Start of Task material

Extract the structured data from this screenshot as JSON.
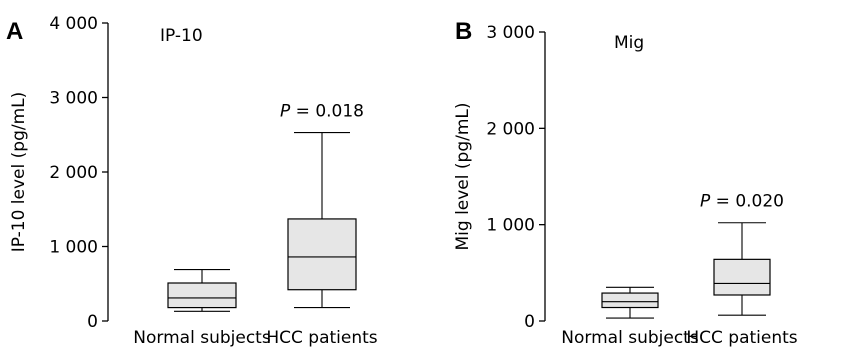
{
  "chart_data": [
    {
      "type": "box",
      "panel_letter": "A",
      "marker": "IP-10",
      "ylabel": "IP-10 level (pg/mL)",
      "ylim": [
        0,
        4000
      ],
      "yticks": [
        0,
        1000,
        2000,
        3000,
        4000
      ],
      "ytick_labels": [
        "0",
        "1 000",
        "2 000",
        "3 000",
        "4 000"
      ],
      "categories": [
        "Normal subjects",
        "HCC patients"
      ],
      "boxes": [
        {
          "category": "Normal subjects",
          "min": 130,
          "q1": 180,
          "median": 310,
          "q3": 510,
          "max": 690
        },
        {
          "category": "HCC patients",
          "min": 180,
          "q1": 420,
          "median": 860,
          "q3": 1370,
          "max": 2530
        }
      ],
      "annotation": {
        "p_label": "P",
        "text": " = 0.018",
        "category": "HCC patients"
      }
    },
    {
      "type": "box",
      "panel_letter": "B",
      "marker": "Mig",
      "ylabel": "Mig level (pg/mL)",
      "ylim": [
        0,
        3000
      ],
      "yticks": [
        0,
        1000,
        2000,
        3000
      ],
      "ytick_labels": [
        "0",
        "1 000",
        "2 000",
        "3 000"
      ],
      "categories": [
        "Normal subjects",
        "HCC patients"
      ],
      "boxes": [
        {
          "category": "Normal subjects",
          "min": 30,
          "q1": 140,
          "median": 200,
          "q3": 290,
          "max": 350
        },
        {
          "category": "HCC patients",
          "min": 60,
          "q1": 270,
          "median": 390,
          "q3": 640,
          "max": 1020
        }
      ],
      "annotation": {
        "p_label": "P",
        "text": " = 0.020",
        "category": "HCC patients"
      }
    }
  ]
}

End of Task material
Start of Task material

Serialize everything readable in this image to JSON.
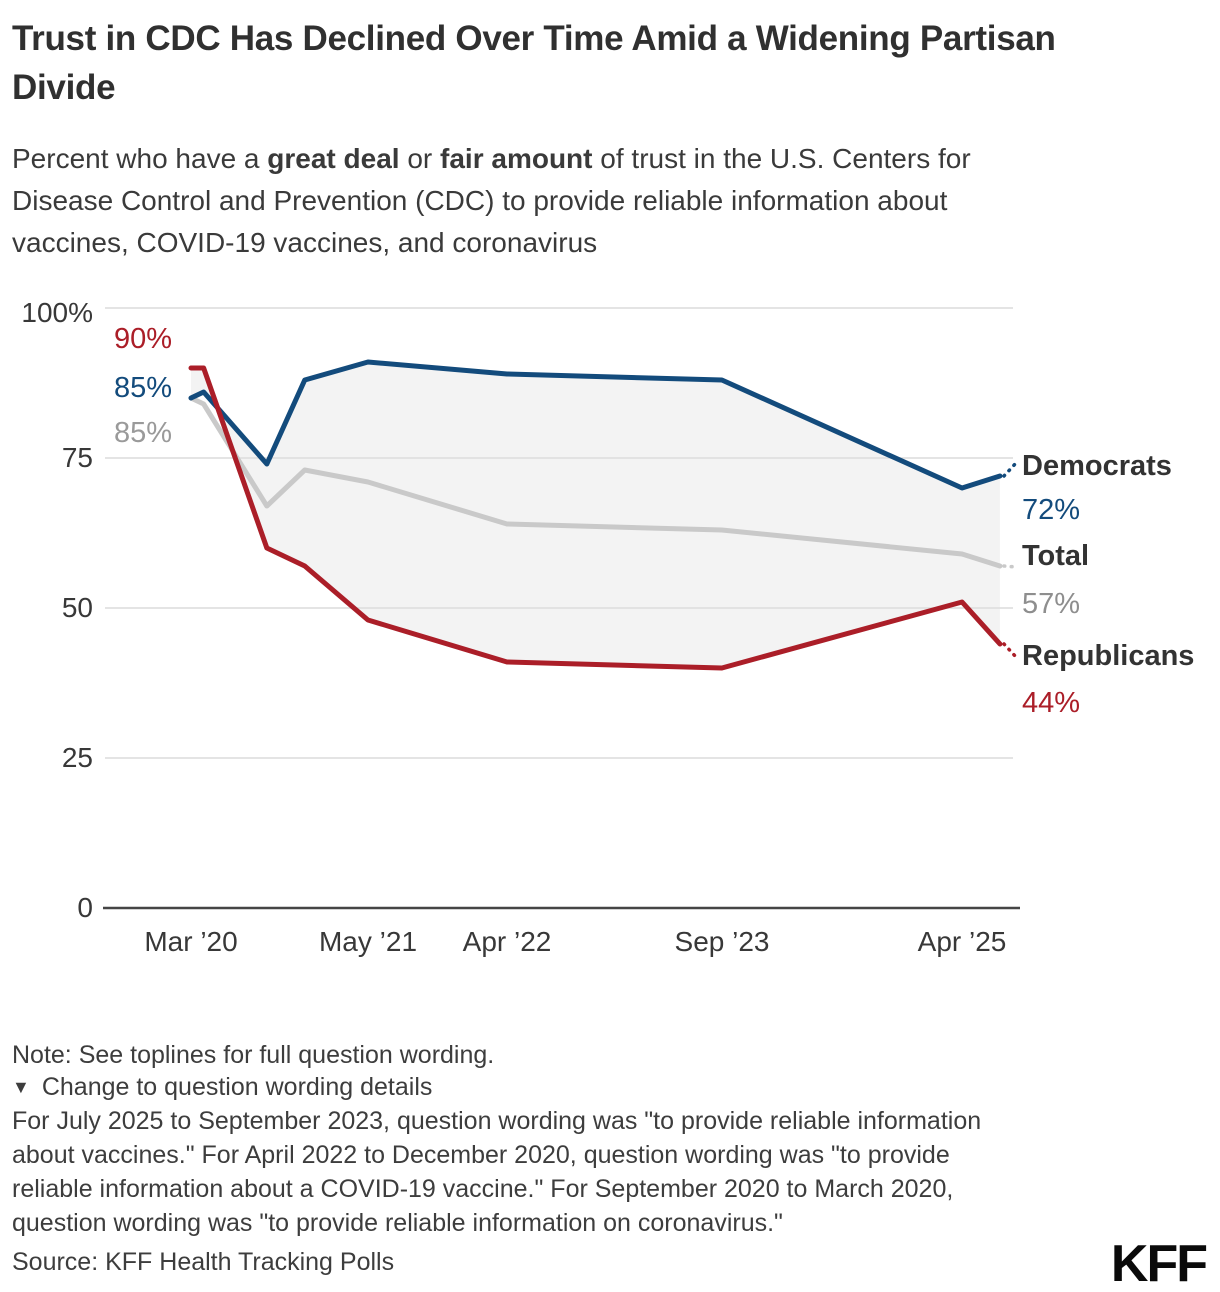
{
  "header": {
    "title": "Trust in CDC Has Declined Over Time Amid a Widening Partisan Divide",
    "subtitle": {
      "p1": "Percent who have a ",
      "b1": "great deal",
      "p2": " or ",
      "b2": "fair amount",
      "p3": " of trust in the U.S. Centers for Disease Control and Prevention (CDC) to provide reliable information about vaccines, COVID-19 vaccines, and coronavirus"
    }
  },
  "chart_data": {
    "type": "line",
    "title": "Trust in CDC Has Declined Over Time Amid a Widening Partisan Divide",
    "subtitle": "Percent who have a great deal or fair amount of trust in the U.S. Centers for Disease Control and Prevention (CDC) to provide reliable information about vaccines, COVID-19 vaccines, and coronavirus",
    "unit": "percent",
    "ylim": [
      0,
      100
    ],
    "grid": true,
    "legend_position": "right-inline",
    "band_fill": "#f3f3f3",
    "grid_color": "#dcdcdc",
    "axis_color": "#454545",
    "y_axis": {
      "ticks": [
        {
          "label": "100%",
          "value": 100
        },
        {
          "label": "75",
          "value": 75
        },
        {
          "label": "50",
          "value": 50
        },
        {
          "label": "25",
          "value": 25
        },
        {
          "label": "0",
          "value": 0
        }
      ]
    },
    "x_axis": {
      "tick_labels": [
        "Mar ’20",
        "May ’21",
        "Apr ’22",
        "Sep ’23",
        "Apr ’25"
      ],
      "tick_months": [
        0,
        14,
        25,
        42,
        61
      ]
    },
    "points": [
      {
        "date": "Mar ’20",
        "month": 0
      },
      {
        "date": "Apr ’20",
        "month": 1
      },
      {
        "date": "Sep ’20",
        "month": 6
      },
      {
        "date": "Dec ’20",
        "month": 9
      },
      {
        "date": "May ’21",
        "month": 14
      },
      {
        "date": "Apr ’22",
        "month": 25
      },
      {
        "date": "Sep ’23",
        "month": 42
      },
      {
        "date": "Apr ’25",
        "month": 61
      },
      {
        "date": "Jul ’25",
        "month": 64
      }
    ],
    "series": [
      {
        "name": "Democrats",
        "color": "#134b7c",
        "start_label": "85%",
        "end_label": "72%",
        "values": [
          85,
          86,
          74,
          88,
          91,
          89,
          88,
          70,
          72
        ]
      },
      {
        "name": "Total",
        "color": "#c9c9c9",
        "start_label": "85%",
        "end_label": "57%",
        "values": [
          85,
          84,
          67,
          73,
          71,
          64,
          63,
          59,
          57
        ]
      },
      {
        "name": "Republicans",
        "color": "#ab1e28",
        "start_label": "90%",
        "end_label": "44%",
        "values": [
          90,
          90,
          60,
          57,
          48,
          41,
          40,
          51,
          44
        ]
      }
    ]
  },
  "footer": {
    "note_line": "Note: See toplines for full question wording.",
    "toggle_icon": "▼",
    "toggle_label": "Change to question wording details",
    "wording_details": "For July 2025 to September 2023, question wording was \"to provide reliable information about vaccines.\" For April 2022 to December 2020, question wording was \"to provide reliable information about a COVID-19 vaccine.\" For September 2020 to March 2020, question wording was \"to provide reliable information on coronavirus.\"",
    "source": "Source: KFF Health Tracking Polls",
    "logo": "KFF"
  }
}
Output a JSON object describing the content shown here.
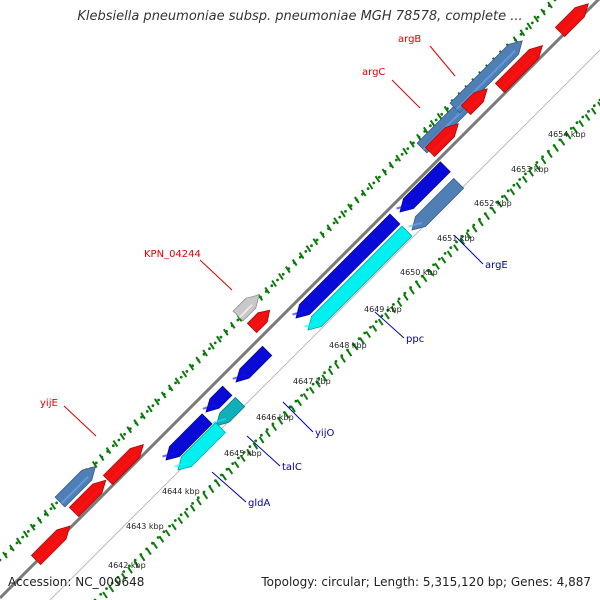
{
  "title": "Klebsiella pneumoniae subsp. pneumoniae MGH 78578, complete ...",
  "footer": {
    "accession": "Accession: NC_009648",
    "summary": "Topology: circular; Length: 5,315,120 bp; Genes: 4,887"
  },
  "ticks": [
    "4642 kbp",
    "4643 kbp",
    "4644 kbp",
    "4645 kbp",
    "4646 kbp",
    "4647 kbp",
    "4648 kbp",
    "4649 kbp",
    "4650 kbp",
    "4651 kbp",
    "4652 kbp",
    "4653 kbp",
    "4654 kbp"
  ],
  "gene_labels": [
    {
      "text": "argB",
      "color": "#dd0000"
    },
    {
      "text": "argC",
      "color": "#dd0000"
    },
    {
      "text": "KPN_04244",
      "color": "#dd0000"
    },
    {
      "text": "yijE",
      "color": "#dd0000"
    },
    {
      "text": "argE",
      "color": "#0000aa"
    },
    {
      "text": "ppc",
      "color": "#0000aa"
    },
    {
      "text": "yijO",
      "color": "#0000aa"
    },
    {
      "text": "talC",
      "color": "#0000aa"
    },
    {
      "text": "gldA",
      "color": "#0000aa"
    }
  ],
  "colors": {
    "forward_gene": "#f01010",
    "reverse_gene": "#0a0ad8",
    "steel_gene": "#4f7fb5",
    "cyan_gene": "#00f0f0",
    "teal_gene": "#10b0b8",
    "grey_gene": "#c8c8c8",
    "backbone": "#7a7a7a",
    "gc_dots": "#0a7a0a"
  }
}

End of Task material

**Your task**
Your answer must be a single number: the count of lines above that hold the word "JSON".

**Answer**
3